::: RECORD EXCERPTS :::
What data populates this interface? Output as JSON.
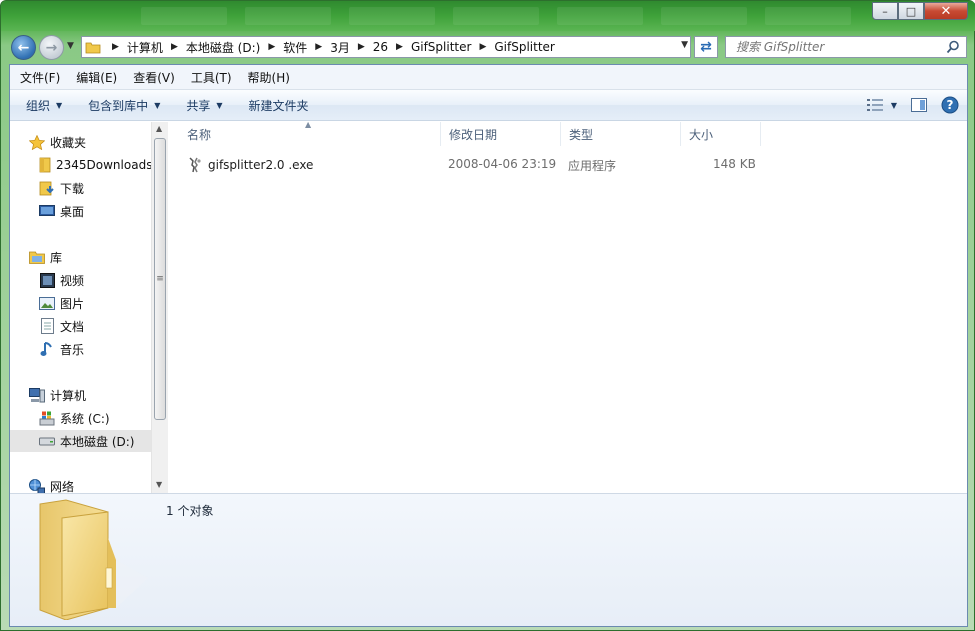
{
  "window": {
    "title_tabs": [
      "",
      "",
      "",
      "",
      "",
      "",
      ""
    ],
    "controls": {
      "minimize": "–",
      "maximize": "□",
      "close": "✕"
    }
  },
  "nav": {
    "back_icon": "back-arrow-icon",
    "forward_icon": "forward-arrow-icon",
    "breadcrumb": [
      "计算机",
      "本地磁盘 (D:)",
      "软件",
      "3月",
      "26",
      "GifSplitter",
      "GifSplitter"
    ],
    "search_placeholder": "搜索 GifSplitter"
  },
  "menubar": [
    "文件(F)",
    "编辑(E)",
    "查看(V)",
    "工具(T)",
    "帮助(H)"
  ],
  "toolbar": {
    "organize": "组织",
    "include_library": "包含到库中",
    "share": "共享",
    "new_folder": "新建文件夹"
  },
  "sidebar": {
    "favorites": {
      "label": "收藏夹",
      "items": [
        "2345Downloads",
        "下载",
        "桌面"
      ]
    },
    "libraries": {
      "label": "库",
      "items": [
        "视频",
        "图片",
        "文档",
        "音乐"
      ]
    },
    "computer": {
      "label": "计算机",
      "items": [
        "系统 (C:)",
        "本地磁盘 (D:)"
      ]
    },
    "network": {
      "label": "网络"
    }
  },
  "columns": {
    "name": "名称",
    "modified": "修改日期",
    "type": "类型",
    "size": "大小"
  },
  "files": [
    {
      "name": "gifsplitter2.0 .exe",
      "modified": "2008-04-06 23:19",
      "type": "应用程序",
      "size": "148 KB"
    }
  ],
  "status": {
    "count": "1 个对象"
  },
  "colors": {
    "frame_green": "#3fa23a",
    "toolbar_text": "#1c3b63",
    "header_text": "#4c607a",
    "selection": "#e5e5e5"
  }
}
:::
## EXERCISE DETAILS
Every entry must be written out exactly, with all pictures left out.

## ANSWER TO THE PROBLEM
What data populates this interface? Output as JSON.
{
  "window": {
    "title_tabs": [
      "",
      "",
      "",
      "",
      "",
      "",
      ""
    ],
    "controls": {
      "minimize": "–",
      "maximize": "□",
      "close": "✕"
    }
  },
  "nav": {
    "back_icon": "back-arrow-icon",
    "forward_icon": "forward-arrow-icon",
    "breadcrumb": [
      "计算机",
      "本地磁盘 (D:)",
      "软件",
      "3月",
      "26",
      "GifSplitter",
      "GifSplitter"
    ],
    "search_placeholder": "搜索 GifSplitter"
  },
  "menubar": [
    "文件(F)",
    "编辑(E)",
    "查看(V)",
    "工具(T)",
    "帮助(H)"
  ],
  "toolbar": {
    "organize": "组织",
    "include_library": "包含到库中",
    "share": "共享",
    "new_folder": "新建文件夹"
  },
  "sidebar": {
    "favorites": {
      "label": "收藏夹",
      "items": [
        "2345Downloads",
        "下载",
        "桌面"
      ]
    },
    "libraries": {
      "label": "库",
      "items": [
        "视频",
        "图片",
        "文档",
        "音乐"
      ]
    },
    "computer": {
      "label": "计算机",
      "items": [
        "系统 (C:)",
        "本地磁盘 (D:)"
      ]
    },
    "network": {
      "label": "网络"
    }
  },
  "columns": {
    "name": "名称",
    "modified": "修改日期",
    "type": "类型",
    "size": "大小"
  },
  "files": [
    {
      "name": "gifsplitter2.0 .exe",
      "modified": "2008-04-06 23:19",
      "type": "应用程序",
      "size": "148 KB"
    }
  ],
  "status": {
    "count": "1 个对象"
  },
  "colors": {
    "frame_green": "#3fa23a",
    "toolbar_text": "#1c3b63",
    "header_text": "#4c607a",
    "selection": "#e5e5e5"
  }
}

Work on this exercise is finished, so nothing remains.